>> BEGIN RECORDS FOR THE TASK
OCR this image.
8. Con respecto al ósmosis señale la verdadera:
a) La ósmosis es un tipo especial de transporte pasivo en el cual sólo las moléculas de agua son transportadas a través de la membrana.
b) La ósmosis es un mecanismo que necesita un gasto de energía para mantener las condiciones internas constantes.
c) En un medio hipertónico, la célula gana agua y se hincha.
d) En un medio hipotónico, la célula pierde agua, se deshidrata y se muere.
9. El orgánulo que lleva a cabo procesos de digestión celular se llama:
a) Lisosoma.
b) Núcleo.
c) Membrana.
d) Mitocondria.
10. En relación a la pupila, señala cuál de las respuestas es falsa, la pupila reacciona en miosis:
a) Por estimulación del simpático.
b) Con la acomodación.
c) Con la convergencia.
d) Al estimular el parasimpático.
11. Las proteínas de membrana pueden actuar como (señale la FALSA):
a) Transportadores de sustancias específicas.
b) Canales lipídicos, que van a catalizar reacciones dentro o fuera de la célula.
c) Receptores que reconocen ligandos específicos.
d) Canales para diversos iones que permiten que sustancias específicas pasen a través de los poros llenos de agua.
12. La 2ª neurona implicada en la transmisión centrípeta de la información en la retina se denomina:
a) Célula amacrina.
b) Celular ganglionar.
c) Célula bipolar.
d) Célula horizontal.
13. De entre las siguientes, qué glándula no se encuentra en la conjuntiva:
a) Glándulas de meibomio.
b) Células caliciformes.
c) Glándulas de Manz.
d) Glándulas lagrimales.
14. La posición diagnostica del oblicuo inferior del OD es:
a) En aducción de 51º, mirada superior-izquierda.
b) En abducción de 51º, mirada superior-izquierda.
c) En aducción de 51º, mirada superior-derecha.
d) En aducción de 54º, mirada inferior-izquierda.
>> END RECORDS FOR THE TASK
>> BEGIN RECORDS FOR THE TASK
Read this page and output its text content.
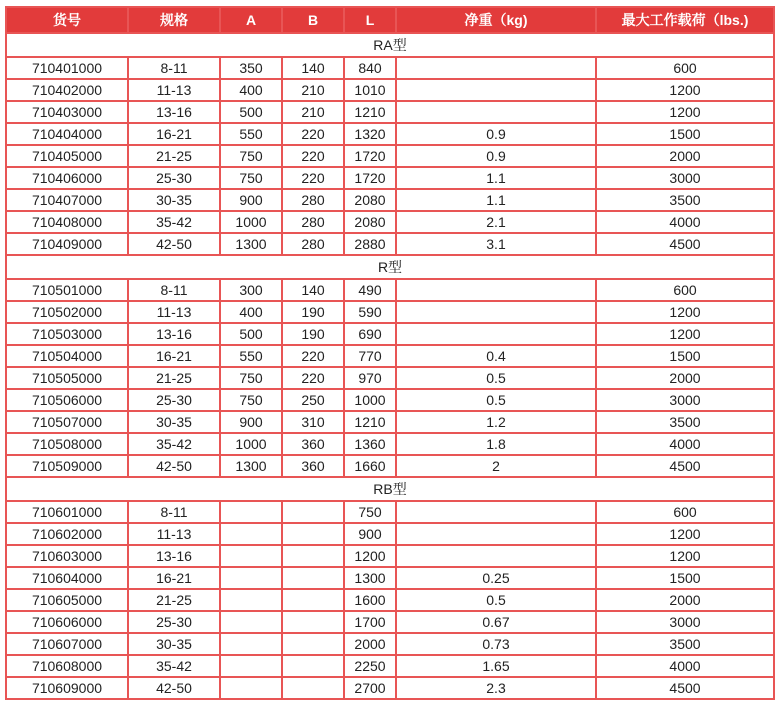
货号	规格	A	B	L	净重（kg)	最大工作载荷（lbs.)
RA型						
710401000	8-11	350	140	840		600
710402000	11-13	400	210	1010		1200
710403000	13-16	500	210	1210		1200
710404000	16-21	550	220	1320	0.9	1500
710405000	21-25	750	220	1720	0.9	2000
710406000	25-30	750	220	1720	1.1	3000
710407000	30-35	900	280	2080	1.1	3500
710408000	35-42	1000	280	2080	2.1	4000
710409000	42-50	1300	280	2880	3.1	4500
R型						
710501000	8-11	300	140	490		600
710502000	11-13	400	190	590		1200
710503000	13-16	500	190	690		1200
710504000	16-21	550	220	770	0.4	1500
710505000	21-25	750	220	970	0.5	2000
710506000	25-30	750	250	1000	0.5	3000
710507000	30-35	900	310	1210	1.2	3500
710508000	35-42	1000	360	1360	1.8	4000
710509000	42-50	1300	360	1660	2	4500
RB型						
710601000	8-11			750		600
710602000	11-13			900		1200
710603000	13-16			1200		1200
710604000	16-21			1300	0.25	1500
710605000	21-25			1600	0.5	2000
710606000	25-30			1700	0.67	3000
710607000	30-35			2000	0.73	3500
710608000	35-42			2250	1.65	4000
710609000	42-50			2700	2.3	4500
>> END RECORDS FOR THE TASK
EXERCISE AIM - Return a copy of every line that includes the word "medio".

SOLUTION BELOW -
c) En un medio hipertónico, la célula gana agua y se hincha.
d) En un medio hipotónico, la célula pierde agua, se deshidrata y se muere.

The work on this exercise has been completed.